Voci estratte:

_ _ _ _ _ _ _

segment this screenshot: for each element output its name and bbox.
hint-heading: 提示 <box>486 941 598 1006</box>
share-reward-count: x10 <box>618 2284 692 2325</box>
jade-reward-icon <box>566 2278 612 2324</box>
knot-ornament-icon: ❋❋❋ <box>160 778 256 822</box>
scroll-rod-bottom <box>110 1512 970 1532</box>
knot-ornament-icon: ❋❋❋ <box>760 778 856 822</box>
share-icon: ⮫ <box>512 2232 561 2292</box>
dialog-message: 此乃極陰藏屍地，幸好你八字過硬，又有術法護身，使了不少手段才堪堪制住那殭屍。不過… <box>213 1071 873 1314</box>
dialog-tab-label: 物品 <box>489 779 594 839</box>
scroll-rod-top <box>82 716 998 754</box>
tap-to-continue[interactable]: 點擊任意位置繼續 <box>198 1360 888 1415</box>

_ _ _ _ _ _ _

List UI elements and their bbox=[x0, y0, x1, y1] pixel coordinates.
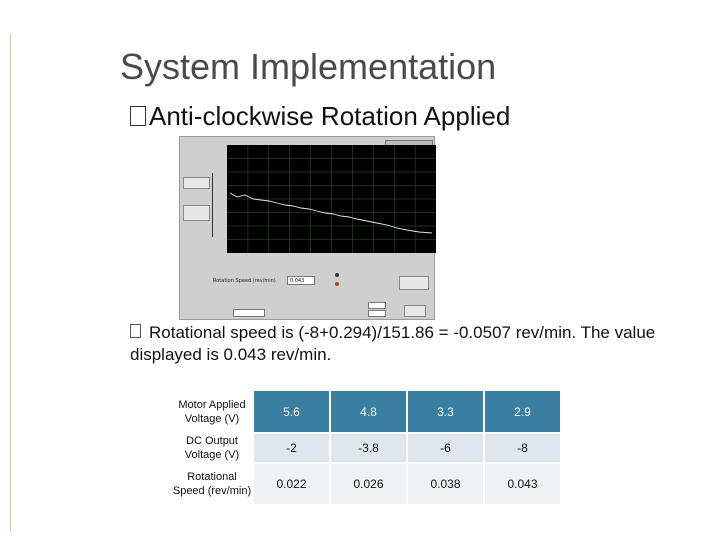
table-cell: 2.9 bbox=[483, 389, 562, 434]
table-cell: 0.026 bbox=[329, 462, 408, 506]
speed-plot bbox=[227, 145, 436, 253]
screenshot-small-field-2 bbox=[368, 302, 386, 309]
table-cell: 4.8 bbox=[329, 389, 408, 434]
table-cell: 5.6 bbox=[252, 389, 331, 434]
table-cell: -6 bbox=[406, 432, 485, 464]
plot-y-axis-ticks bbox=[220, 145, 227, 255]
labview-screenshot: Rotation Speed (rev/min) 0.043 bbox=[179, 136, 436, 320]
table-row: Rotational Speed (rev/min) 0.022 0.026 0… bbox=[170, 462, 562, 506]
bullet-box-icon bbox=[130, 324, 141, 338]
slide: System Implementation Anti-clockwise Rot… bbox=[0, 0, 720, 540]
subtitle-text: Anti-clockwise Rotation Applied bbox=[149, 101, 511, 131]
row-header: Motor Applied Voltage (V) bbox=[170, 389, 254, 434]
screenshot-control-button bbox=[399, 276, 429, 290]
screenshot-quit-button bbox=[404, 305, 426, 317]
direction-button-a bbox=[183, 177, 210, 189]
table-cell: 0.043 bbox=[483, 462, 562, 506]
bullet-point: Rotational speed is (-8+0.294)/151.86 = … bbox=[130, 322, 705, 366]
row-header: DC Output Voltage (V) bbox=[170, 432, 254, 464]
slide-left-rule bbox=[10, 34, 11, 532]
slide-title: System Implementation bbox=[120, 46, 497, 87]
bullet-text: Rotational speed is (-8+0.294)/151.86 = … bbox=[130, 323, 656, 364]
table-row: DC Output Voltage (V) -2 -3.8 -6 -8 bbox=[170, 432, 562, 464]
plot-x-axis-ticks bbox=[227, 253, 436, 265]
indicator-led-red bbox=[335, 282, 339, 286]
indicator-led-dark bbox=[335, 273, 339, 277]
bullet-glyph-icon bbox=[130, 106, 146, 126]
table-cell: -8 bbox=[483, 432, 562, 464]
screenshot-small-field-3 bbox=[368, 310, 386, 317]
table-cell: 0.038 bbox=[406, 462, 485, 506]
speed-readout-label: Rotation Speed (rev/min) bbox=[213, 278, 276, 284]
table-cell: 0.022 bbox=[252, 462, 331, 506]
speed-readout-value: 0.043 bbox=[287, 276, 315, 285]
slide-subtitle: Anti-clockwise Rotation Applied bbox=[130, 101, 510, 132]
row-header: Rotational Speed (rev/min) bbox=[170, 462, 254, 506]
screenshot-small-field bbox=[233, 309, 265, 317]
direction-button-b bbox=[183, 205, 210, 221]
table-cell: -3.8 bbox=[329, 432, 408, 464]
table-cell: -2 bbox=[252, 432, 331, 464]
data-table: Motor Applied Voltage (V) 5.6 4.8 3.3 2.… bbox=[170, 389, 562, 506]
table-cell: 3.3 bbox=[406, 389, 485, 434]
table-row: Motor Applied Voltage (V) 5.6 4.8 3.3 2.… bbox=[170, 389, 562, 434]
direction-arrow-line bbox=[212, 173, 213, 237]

_ _ _ _ _ _ _

Richiesta scritta: Restituisci senza alcuna modifica le righe che vanno da quella che contiene "segment this screenshot: for" fino a quella che contiene "1071 873 1314</box>", inclusa.

Risultato:
segment this screenshot: for each element output its name and bbox.
hint-heading: 提示 <box>486 941 598 1006</box>
share-reward-count: x10 <box>618 2284 692 2325</box>
jade-reward-icon <box>566 2278 612 2324</box>
knot-ornament-icon: ❋❋❋ <box>160 778 256 822</box>
scroll-rod-bottom <box>110 1512 970 1532</box>
knot-ornament-icon: ❋❋❋ <box>760 778 856 822</box>
share-icon: ⮫ <box>512 2232 561 2292</box>
dialog-message: 此乃極陰藏屍地，幸好你八字過硬，又有術法護身，使了不少手段才堪堪制住那殭屍。不過… <box>213 1071 873 1314</box>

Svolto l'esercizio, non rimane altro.